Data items

++++

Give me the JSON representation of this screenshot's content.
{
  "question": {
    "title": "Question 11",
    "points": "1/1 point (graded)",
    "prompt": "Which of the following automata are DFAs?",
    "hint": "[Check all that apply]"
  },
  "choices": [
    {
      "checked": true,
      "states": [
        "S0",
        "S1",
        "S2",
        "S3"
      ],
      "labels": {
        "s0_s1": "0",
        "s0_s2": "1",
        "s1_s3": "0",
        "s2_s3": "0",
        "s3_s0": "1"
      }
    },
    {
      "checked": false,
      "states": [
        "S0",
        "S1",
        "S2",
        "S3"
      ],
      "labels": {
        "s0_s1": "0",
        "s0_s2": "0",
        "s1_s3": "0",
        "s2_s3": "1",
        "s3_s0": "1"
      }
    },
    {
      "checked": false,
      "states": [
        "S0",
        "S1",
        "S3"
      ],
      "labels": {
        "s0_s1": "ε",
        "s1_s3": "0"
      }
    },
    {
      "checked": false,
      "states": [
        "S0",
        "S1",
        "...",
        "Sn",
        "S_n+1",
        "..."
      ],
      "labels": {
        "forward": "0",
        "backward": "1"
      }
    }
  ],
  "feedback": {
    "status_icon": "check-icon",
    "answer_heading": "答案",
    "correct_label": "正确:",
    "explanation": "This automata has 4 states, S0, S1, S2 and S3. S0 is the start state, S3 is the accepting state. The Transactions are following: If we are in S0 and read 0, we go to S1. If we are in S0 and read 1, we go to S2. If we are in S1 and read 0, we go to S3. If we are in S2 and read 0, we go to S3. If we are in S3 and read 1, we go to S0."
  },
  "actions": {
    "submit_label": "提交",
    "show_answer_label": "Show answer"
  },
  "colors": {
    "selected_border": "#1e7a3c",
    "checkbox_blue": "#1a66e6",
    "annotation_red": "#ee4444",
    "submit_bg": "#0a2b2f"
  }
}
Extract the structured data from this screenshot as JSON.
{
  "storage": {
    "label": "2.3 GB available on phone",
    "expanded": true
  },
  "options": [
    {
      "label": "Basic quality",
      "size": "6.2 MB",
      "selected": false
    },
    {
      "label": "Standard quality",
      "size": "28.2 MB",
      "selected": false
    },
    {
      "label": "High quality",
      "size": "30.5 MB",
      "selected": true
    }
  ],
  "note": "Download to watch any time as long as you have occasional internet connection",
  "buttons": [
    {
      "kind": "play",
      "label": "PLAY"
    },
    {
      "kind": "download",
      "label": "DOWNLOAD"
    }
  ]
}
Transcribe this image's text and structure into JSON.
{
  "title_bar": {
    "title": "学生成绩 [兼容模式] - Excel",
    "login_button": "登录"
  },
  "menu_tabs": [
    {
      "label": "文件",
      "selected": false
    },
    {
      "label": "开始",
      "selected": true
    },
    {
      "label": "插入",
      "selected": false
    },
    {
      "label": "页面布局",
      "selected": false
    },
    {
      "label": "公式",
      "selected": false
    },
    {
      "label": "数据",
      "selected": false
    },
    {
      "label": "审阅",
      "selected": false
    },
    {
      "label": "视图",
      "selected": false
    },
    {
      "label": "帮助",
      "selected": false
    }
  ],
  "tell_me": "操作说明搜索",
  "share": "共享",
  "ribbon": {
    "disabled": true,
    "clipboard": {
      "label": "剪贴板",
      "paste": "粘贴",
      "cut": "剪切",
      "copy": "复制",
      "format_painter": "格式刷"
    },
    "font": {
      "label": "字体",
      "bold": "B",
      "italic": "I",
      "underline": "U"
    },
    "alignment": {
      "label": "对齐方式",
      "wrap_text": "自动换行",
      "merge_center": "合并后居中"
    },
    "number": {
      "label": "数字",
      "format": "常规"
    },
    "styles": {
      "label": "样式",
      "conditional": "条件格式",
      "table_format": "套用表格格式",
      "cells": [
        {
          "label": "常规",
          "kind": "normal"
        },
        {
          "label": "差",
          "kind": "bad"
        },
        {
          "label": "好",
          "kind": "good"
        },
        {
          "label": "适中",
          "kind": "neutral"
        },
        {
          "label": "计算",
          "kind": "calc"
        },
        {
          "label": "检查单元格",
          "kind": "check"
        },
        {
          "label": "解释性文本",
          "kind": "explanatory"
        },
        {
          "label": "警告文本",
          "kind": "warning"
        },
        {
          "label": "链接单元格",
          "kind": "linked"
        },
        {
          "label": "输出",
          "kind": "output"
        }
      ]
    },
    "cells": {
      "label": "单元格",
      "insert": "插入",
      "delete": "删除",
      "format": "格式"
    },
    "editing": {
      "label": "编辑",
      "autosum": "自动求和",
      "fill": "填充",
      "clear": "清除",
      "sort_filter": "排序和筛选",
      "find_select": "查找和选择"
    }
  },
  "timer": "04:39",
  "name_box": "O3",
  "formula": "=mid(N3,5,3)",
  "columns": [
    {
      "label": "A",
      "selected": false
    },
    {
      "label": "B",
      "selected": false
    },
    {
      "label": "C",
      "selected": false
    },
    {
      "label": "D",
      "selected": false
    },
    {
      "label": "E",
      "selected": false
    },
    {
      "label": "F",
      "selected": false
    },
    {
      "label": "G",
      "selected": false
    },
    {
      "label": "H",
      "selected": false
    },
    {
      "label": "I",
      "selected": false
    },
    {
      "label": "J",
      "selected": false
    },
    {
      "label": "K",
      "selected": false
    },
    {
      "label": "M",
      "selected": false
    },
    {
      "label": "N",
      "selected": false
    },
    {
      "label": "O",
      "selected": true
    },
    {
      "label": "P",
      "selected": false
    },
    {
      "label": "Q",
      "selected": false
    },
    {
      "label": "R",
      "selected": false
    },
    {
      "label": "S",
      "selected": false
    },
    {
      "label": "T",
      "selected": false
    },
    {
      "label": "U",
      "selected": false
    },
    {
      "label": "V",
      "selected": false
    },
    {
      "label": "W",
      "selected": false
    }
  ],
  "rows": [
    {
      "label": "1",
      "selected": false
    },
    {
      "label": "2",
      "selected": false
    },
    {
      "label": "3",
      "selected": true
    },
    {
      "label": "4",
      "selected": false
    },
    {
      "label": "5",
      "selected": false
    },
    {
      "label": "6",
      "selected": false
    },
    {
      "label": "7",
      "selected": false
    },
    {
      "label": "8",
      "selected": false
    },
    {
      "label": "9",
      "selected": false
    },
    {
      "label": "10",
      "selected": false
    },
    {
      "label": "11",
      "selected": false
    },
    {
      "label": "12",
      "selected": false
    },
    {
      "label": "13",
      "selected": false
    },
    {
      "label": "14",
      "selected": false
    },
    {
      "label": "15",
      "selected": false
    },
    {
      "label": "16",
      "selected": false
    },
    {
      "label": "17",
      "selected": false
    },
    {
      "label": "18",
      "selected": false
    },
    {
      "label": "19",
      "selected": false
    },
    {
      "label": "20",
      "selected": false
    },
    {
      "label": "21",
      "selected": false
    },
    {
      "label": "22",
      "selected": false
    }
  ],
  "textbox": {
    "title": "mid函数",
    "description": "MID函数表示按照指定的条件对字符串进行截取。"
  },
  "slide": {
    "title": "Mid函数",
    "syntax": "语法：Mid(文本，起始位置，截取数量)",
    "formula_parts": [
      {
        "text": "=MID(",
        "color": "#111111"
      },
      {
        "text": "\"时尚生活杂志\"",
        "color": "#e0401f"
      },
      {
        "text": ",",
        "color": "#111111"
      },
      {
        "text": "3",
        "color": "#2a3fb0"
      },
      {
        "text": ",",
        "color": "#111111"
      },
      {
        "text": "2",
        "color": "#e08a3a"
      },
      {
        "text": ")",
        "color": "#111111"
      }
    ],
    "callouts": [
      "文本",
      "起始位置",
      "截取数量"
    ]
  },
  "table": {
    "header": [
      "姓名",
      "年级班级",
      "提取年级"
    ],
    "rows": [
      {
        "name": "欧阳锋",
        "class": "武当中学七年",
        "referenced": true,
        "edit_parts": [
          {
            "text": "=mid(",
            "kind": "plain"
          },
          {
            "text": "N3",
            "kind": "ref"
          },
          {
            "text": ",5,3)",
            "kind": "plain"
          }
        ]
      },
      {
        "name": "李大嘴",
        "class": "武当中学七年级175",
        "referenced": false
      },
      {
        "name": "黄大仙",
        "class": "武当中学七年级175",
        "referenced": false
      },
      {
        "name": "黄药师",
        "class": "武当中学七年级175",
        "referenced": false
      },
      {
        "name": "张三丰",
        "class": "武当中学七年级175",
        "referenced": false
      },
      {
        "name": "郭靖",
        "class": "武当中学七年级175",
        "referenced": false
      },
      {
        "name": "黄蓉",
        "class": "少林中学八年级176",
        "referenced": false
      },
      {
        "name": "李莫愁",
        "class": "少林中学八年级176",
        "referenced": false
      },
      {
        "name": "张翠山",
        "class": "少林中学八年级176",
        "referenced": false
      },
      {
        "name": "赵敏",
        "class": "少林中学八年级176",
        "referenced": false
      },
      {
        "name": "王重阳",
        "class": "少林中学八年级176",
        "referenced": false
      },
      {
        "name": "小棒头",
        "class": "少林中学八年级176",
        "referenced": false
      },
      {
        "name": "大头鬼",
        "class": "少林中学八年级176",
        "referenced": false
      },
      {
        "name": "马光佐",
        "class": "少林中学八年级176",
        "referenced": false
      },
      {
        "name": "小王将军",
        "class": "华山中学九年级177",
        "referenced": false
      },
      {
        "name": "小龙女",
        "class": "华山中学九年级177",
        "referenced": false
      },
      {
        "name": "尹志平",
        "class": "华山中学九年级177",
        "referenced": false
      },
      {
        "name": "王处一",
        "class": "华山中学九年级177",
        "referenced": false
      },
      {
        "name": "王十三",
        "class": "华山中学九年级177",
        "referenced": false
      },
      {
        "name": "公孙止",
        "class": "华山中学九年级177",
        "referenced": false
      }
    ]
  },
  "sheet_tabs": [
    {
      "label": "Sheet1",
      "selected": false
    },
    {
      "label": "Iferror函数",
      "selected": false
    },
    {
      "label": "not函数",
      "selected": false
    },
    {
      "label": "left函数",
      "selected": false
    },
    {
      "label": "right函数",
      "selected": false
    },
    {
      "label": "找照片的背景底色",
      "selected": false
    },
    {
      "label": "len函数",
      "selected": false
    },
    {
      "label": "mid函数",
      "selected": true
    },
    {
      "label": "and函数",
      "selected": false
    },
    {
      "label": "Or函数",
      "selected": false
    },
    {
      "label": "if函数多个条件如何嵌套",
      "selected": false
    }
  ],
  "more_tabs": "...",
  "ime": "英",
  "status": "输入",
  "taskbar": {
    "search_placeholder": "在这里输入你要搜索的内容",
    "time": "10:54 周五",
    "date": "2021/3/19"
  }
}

++++

= What you are asked to do =
Return each line that includes "quality".

= The reply =
      "label": "Basic quality",
      "label": "Standard quality",
      "label": "High quality",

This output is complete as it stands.